__Objective__: Everything in the listing except the pictures should be written out exactly.

[Data records]
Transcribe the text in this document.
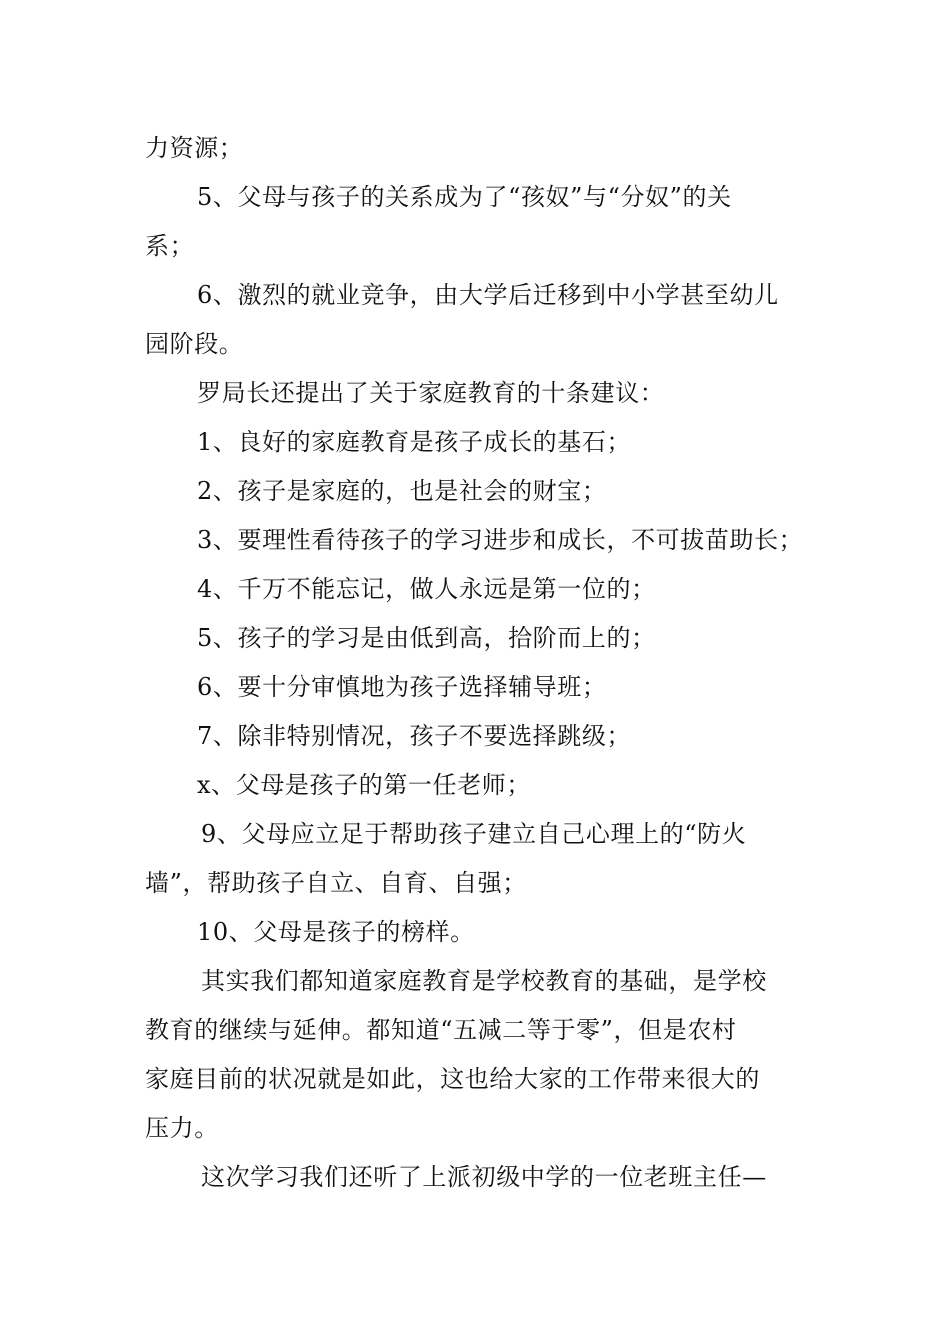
力资源；
5、父母与孩子的关系成为了“孩奴”与“分奴”的关
系；
6、激烈的就业竞争，由大学后迁移到中小学甚至幼儿
园阶段。
罗局长还提出了关于家庭教育的十条建议：
1、良好的家庭教育是孩子成长的基石；
2、孩子是家庭的，也是社会的财宝；
3、要理性看待孩子的学习进步和成长，不可拔苗助长；
4、千万不能忘记，做人永远是第一位的；
5、孩子的学习是由低到高，拾阶而上的；
6、要十分审慎地为孩子选择辅导班；
7、除非特别情况，孩子不要选择跳级；
x、父母是孩子的第一任老师；
9、父母应立足于帮助孩子建立自己心理上的“防火
墙”，帮助孩子自立、自育、自强；
10、父母是孩子的榜样。
其实我们都知道家庭教育是学校教育的基础，是学校
教育的继续与延伸。都知道“五减二等于零”，但是农村
家庭目前的状况就是如此，这也给大家的工作带来很大的
压力。
这次学习我们还听了上派初级中学的一位老班主任—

__Response to this exercise__:
Transcribe the text in this document.
力资源；
5、父母与孩子的关系成为了“孩奴”与“分奴”的关
系；
6、激烈的就业竞争，由大学后迁移到中小学甚至幼儿
园阶段。
罗局长还提出了关于家庭教育的十条建议：
1、良好的家庭教育是孩子成长的基石；
2、孩子是家庭的，也是社会的财宝；
3、要理性看待孩子的学习进步和成长，不可拔苗助长；
4、千万不能忘记，做人永远是第一位的；
5、孩子的学习是由低到高，拾阶而上的；
6、要十分审慎地为孩子选择辅导班；
7、除非特别情况，孩子不要选择跳级；
x、父母是孩子的第一任老师；
9、父母应立足于帮助孩子建立自己心理上的“防火
墙”，帮助孩子自立、自育、自强；
10、父母是孩子的榜样。
其实我们都知道家庭教育是学校教育的基础，是学校
教育的继续与延伸。都知道“五减二等于零”，但是农村
家庭目前的状况就是如此，这也给大家的工作带来很大的
压力。
这次学习我们还听了上派初级中学的一位老班主任—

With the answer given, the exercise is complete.